start Entries supplied

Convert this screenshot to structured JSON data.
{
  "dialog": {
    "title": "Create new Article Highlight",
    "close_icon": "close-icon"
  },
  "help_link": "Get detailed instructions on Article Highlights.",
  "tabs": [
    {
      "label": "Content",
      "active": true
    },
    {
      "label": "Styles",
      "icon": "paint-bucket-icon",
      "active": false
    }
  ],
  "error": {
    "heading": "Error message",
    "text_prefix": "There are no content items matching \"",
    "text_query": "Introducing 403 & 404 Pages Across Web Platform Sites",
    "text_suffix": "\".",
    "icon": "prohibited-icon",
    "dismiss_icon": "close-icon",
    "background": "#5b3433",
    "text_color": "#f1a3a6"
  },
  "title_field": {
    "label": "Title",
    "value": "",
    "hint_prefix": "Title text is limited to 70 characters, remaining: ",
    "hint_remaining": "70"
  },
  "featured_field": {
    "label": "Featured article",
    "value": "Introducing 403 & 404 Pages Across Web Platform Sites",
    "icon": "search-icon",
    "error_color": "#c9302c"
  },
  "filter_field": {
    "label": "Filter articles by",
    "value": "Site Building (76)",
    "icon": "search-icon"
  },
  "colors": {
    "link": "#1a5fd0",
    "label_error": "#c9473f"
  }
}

end Entries supplied

[The task] Output all of the material, please, exactly as it stands.

[Output of the task]
Convert this screenshot to structured JSON data.
{
  "dialog": {
    "title": "Create new Article Highlight",
    "close_icon": "close-icon"
  },
  "help_link": "Get detailed instructions on Article Highlights.",
  "tabs": [
    {
      "label": "Content",
      "active": true
    },
    {
      "label": "Styles",
      "icon": "paint-bucket-icon",
      "active": false
    }
  ],
  "error": {
    "heading": "Error message",
    "text_prefix": "There are no content items matching \"",
    "text_query": "Introducing 403 & 404 Pages Across Web Platform Sites",
    "text_suffix": "\".",
    "icon": "prohibited-icon",
    "dismiss_icon": "close-icon",
    "background": "#5b3433",
    "text_color": "#f1a3a6"
  },
  "title_field": {
    "label": "Title",
    "value": "",
    "hint_prefix": "Title text is limited to 70 characters, remaining: ",
    "hint_remaining": "70"
  },
  "featured_field": {
    "label": "Featured article",
    "value": "Introducing 403 & 404 Pages Across Web Platform Sites",
    "icon": "search-icon",
    "error_color": "#c9302c"
  },
  "filter_field": {
    "label": "Filter articles by",
    "value": "Site Building (76)",
    "icon": "search-icon"
  },
  "colors": {
    "link": "#1a5fd0",
    "label_error": "#c9473f"
  }
}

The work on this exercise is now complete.